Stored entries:
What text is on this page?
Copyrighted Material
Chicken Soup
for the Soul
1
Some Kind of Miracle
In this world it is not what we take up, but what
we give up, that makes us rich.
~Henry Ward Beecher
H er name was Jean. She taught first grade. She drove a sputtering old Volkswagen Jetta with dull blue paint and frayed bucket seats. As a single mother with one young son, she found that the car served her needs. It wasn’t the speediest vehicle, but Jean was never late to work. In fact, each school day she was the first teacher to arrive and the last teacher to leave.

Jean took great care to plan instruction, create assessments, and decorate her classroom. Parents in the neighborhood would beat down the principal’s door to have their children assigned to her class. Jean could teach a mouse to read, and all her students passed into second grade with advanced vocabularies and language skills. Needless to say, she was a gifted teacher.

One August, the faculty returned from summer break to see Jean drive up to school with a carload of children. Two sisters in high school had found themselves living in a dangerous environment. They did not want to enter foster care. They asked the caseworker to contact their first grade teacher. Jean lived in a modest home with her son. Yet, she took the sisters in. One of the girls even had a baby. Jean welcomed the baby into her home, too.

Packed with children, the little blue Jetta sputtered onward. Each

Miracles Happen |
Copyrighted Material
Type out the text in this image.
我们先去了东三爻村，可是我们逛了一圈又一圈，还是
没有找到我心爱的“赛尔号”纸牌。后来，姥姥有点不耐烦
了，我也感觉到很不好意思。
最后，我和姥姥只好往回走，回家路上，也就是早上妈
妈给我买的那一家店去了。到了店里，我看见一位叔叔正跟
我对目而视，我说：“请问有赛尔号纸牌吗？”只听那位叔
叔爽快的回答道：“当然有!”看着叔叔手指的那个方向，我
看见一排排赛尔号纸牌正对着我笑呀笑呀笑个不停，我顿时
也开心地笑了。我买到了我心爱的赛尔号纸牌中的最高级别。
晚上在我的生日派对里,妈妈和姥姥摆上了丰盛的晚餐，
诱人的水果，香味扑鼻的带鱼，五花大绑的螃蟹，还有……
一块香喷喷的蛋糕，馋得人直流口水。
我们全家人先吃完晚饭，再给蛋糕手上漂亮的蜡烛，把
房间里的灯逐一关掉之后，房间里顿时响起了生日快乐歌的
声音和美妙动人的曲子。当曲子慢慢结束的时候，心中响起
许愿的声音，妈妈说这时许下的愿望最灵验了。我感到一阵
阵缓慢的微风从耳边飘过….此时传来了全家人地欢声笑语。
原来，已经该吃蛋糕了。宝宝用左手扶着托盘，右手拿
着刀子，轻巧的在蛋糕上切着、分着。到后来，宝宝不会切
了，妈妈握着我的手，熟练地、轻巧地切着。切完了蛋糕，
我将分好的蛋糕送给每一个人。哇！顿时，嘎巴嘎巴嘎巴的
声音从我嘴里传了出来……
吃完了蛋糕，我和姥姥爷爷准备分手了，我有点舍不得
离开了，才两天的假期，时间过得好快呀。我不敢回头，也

* _Task to complete_
For the listing above, identify each line bearing "this".

* _Answer in full_
What text is on this page?
In this world it is not what we take up, but what
Type out the text in this image.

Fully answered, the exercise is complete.